»»

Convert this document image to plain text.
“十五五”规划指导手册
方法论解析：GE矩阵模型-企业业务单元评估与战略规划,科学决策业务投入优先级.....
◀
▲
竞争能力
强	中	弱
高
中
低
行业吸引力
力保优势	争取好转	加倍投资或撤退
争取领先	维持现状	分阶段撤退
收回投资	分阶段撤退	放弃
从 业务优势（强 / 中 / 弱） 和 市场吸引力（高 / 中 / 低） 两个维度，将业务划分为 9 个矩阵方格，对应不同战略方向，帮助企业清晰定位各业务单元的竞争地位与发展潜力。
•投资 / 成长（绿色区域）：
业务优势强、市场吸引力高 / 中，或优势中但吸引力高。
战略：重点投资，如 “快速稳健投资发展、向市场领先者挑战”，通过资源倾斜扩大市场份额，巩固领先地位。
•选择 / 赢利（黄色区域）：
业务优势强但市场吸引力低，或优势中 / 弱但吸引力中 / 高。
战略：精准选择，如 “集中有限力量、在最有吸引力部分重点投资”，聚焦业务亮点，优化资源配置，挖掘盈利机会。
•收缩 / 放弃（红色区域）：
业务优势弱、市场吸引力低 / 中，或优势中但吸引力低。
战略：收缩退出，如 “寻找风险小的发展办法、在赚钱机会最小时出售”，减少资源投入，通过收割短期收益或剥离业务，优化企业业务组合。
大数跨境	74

««

**Aim of the exercise**
Exactly as shown above, return every record.

**Task response**
Convert this document image to plain text.
“十五五”规划指导手册
方法论解析：GE矩阵模型-企业业务单元评估与战略规划,科学决策业务投入优先级.....
◀
▲
竞争能力
强	中	弱
高
中
低
行业吸引力
力保优势	争取好转	加倍投资或撤退
争取领先	维持现状	分阶段撤退
收回投资	分阶段撤退	放弃
从 业务优势（强 / 中 / 弱） 和 市场吸引力（高 / 中 / 低） 两个维度，将业务划分为 9 个矩阵方格，对应不同战略方向，帮助企业清晰定位各业务单元的竞争地位与发展潜力。
•投资 / 成长（绿色区域）：
业务优势强、市场吸引力高 / 中，或优势中但吸引力高。
战略：重点投资，如 “快速稳健投资发展、向市场领先者挑战”，通过资源倾斜扩大市场份额，巩固领先地位。
•选择 / 赢利（黄色区域）：
业务优势强但市场吸引力低，或优势中 / 弱但吸引力中 / 高。
战略：精准选择，如 “集中有限力量、在最有吸引力部分重点投资”，聚焦业务亮点，优化资源配置，挖掘盈利机会。
•收缩 / 放弃（红色区域）：
业务优势弱、市场吸引力低 / 中，或优势中但吸引力低。
战略：收缩退出，如 “寻找风险小的发展办法、在赚钱机会最小时出售”，减少资源投入，通过收割短期收益或剥离业务，优化企业业务组合。
大数跨境	74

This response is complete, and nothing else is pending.